= INPUT =
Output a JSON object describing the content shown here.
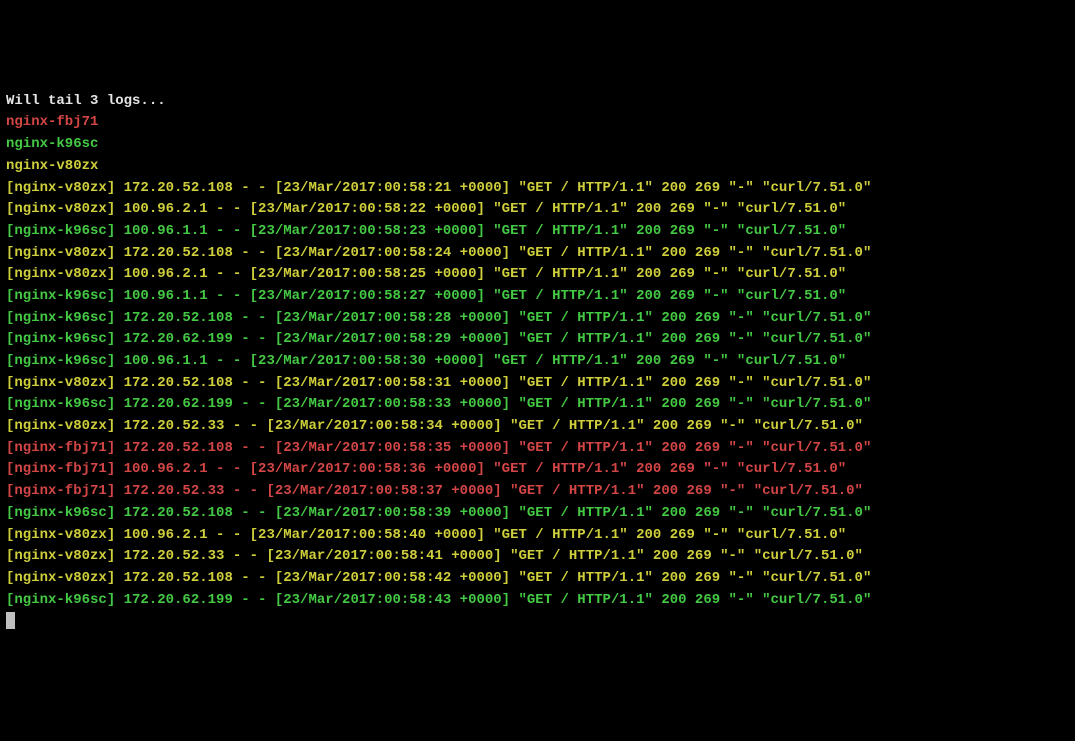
{
  "header": {
    "intro": "Will tail 3 logs...",
    "pods": [
      {
        "name": "nginx-fbj71",
        "color": "red"
      },
      {
        "name": "nginx-k96sc",
        "color": "green"
      },
      {
        "name": "nginx-v80zx",
        "color": "yellow"
      }
    ]
  },
  "logs": [
    {
      "pod": "nginx-v80zx",
      "color": "yellow",
      "msg": "172.20.52.108 - - [23/Mar/2017:00:58:21 +0000] \"GET / HTTP/1.1\" 200 269 \"-\" \"curl/7.51.0\""
    },
    {
      "pod": "nginx-v80zx",
      "color": "yellow",
      "msg": "100.96.2.1 - - [23/Mar/2017:00:58:22 +0000] \"GET / HTTP/1.1\" 200 269 \"-\" \"curl/7.51.0\""
    },
    {
      "pod": "nginx-k96sc",
      "color": "green",
      "msg": "100.96.1.1 - - [23/Mar/2017:00:58:23 +0000] \"GET / HTTP/1.1\" 200 269 \"-\" \"curl/7.51.0\""
    },
    {
      "pod": "nginx-v80zx",
      "color": "yellow",
      "msg": "172.20.52.108 - - [23/Mar/2017:00:58:24 +0000] \"GET / HTTP/1.1\" 200 269 \"-\" \"curl/7.51.0\""
    },
    {
      "pod": "nginx-v80zx",
      "color": "yellow",
      "msg": "100.96.2.1 - - [23/Mar/2017:00:58:25 +0000] \"GET / HTTP/1.1\" 200 269 \"-\" \"curl/7.51.0\""
    },
    {
      "pod": "nginx-k96sc",
      "color": "green",
      "msg": "100.96.1.1 - - [23/Mar/2017:00:58:27 +0000] \"GET / HTTP/1.1\" 200 269 \"-\" \"curl/7.51.0\""
    },
    {
      "pod": "nginx-k96sc",
      "color": "green",
      "msg": "172.20.52.108 - - [23/Mar/2017:00:58:28 +0000] \"GET / HTTP/1.1\" 200 269 \"-\" \"curl/7.51.0\""
    },
    {
      "pod": "nginx-k96sc",
      "color": "green",
      "msg": "172.20.62.199 - - [23/Mar/2017:00:58:29 +0000] \"GET / HTTP/1.1\" 200 269 \"-\" \"curl/7.51.0\""
    },
    {
      "pod": "nginx-k96sc",
      "color": "green",
      "msg": "100.96.1.1 - - [23/Mar/2017:00:58:30 +0000] \"GET / HTTP/1.1\" 200 269 \"-\" \"curl/7.51.0\""
    },
    {
      "pod": "nginx-v80zx",
      "color": "yellow",
      "msg": "172.20.52.108 - - [23/Mar/2017:00:58:31 +0000] \"GET / HTTP/1.1\" 200 269 \"-\" \"curl/7.51.0\""
    },
    {
      "pod": "nginx-k96sc",
      "color": "green",
      "msg": "172.20.62.199 - - [23/Mar/2017:00:58:33 +0000] \"GET / HTTP/1.1\" 200 269 \"-\" \"curl/7.51.0\""
    },
    {
      "pod": "nginx-v80zx",
      "color": "yellow",
      "msg": "172.20.52.33 - - [23/Mar/2017:00:58:34 +0000] \"GET / HTTP/1.1\" 200 269 \"-\" \"curl/7.51.0\""
    },
    {
      "pod": "nginx-fbj71",
      "color": "red",
      "msg": "172.20.52.108 - - [23/Mar/2017:00:58:35 +0000] \"GET / HTTP/1.1\" 200 269 \"-\" \"curl/7.51.0\""
    },
    {
      "pod": "nginx-fbj71",
      "color": "red",
      "msg": "100.96.2.1 - - [23/Mar/2017:00:58:36 +0000] \"GET / HTTP/1.1\" 200 269 \"-\" \"curl/7.51.0\""
    },
    {
      "pod": "nginx-fbj71",
      "color": "red",
      "msg": "172.20.52.33 - - [23/Mar/2017:00:58:37 +0000] \"GET / HTTP/1.1\" 200 269 \"-\" \"curl/7.51.0\""
    },
    {
      "pod": "nginx-k96sc",
      "color": "green",
      "msg": "172.20.52.108 - - [23/Mar/2017:00:58:39 +0000] \"GET / HTTP/1.1\" 200 269 \"-\" \"curl/7.51.0\""
    },
    {
      "pod": "nginx-v80zx",
      "color": "yellow",
      "msg": "100.96.2.1 - - [23/Mar/2017:00:58:40 +0000] \"GET / HTTP/1.1\" 200 269 \"-\" \"curl/7.51.0\""
    },
    {
      "pod": "nginx-v80zx",
      "color": "yellow",
      "msg": "172.20.52.33 - - [23/Mar/2017:00:58:41 +0000] \"GET / HTTP/1.1\" 200 269 \"-\" \"curl/7.51.0\""
    },
    {
      "pod": "nginx-v80zx",
      "color": "yellow",
      "msg": "172.20.52.108 - - [23/Mar/2017:00:58:42 +0000] \"GET / HTTP/1.1\" 200 269 \"-\" \"curl/7.51.0\""
    },
    {
      "pod": "nginx-k96sc",
      "color": "green",
      "msg": "172.20.62.199 - - [23/Mar/2017:00:58:43 +0000] \"GET / HTTP/1.1\" 200 269 \"-\" \"curl/7.51.0\""
    }
  ]
}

= EXERCISE PROMPT =
Give the number of lines in the data that contain "name", with no other words.

= EXPECTED ANSWER =
3